■ EXTRACTED ENTRIES ■
┌────────
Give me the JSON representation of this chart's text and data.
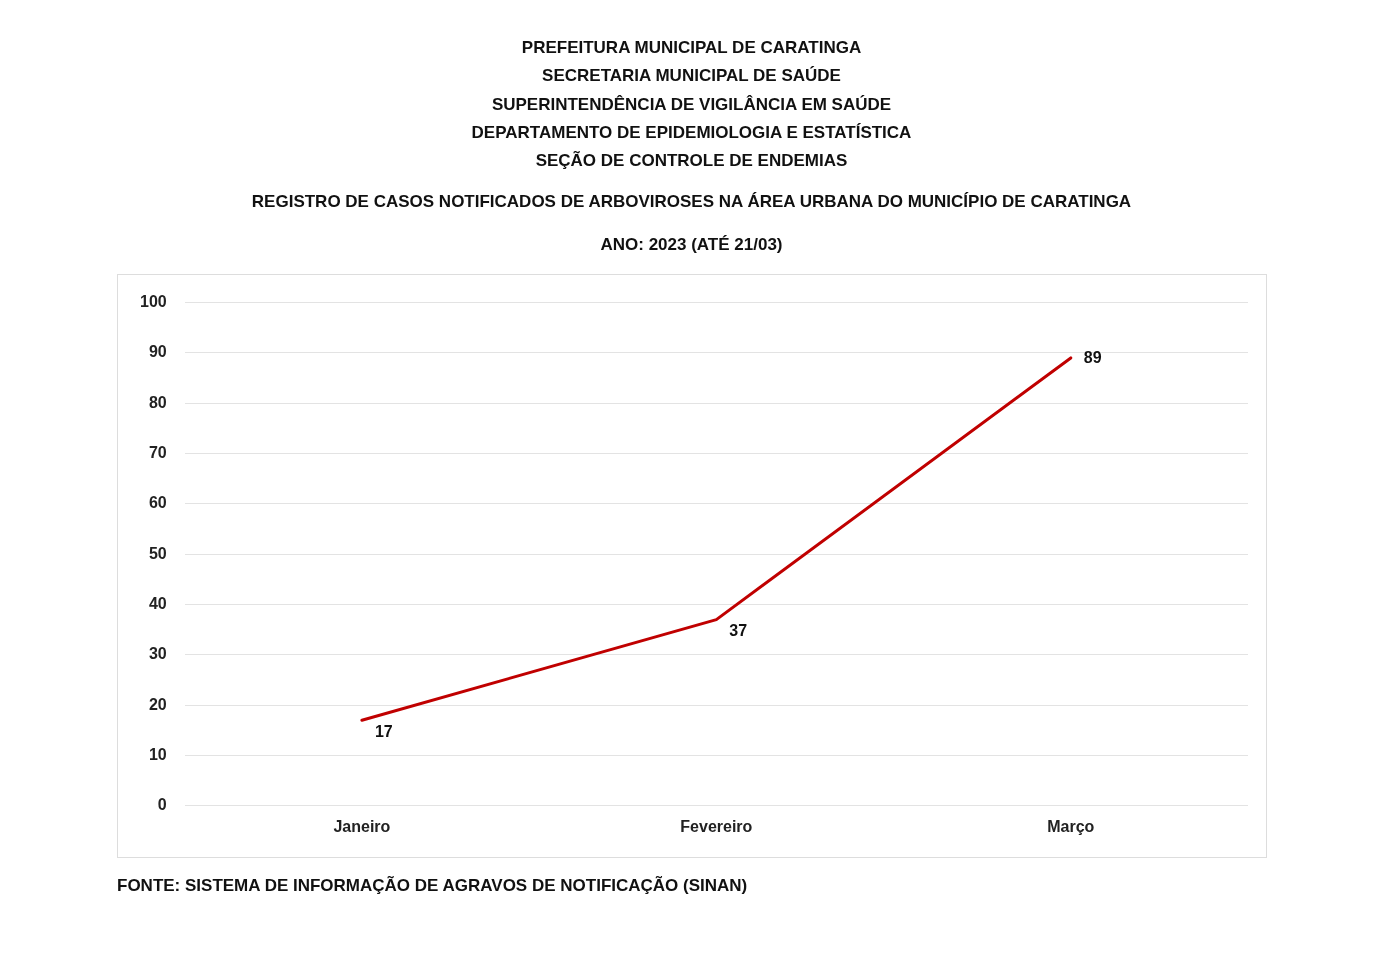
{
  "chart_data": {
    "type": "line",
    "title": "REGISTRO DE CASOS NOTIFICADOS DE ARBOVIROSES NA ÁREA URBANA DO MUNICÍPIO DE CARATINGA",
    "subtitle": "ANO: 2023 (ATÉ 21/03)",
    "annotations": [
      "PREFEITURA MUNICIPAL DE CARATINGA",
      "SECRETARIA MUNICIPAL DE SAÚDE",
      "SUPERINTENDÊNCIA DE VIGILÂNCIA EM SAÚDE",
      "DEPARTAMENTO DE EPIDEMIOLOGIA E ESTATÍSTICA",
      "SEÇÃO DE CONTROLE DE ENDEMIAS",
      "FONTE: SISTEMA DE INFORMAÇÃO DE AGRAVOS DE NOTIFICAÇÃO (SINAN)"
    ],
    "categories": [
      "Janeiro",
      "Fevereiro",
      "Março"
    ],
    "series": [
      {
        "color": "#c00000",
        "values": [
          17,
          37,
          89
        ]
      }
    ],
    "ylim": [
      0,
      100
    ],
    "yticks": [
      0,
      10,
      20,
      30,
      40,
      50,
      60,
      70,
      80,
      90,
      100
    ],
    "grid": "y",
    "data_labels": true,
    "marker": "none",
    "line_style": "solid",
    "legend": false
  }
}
└────────
┌────────
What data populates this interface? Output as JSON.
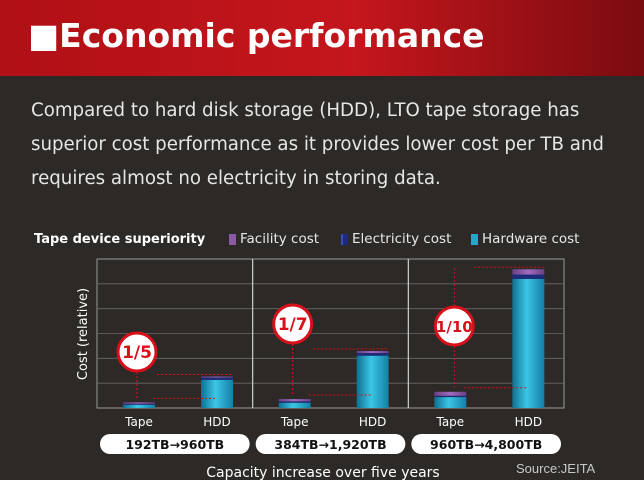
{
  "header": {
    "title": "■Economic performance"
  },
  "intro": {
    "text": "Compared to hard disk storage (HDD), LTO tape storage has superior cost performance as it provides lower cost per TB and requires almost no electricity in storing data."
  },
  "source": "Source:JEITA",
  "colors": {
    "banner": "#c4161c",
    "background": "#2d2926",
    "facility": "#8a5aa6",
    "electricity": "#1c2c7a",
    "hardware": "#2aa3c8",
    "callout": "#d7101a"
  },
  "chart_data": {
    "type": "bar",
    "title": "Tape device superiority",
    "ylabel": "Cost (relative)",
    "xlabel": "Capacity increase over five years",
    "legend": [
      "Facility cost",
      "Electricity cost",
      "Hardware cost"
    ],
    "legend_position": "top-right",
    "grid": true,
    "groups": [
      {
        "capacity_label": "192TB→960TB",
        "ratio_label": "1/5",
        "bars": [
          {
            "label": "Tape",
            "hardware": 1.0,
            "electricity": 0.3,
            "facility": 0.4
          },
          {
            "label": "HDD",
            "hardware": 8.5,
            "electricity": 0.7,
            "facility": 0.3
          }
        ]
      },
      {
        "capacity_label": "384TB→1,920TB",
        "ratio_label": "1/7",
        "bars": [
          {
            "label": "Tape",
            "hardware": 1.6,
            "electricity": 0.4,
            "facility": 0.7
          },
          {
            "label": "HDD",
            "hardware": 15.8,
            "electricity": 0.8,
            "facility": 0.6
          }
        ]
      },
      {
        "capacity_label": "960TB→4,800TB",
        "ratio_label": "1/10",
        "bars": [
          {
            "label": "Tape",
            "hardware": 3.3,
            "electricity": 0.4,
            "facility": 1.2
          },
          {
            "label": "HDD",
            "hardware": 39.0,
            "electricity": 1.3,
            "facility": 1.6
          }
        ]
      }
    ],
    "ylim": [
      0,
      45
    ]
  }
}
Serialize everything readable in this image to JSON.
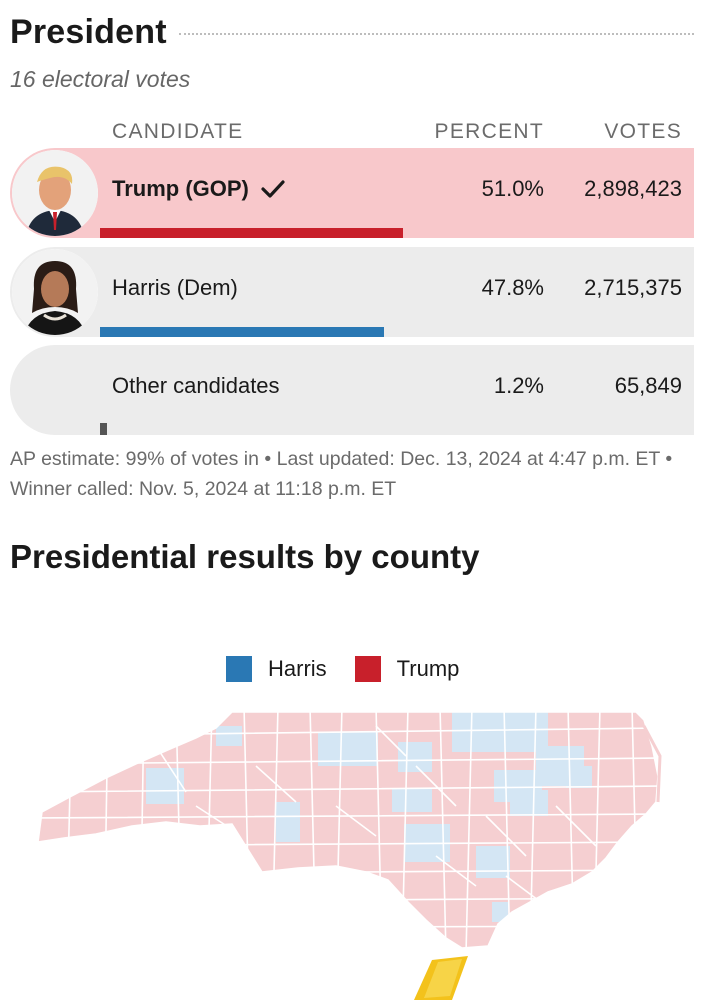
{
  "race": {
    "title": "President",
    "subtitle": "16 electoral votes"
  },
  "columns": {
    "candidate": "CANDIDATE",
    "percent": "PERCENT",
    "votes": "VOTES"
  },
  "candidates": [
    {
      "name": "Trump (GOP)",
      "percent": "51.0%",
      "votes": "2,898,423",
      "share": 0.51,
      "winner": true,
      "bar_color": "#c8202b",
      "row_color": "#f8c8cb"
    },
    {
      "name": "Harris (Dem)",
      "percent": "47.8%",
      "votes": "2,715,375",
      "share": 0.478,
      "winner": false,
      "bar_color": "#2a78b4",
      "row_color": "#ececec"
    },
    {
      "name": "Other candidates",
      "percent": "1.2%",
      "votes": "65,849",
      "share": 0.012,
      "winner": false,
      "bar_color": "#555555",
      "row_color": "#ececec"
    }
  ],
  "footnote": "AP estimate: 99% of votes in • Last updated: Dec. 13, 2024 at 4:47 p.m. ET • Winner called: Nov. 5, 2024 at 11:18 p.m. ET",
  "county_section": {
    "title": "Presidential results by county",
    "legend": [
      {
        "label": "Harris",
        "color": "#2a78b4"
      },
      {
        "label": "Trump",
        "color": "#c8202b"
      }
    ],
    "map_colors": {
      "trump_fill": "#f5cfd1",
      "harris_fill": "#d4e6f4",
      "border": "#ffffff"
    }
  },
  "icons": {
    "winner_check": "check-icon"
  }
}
└────────
■ TASK GOAL ■
Which lines in the data above contain "performance"? Show each one.

■ ANSWER TO THIS TASK ■
    "title": "■Economic performance"
    "text": "Compared to hard disk storage (HDD), LTO tape storage has superior cost performance as it provides lower cost per TB and requires almost no electricity in storing data."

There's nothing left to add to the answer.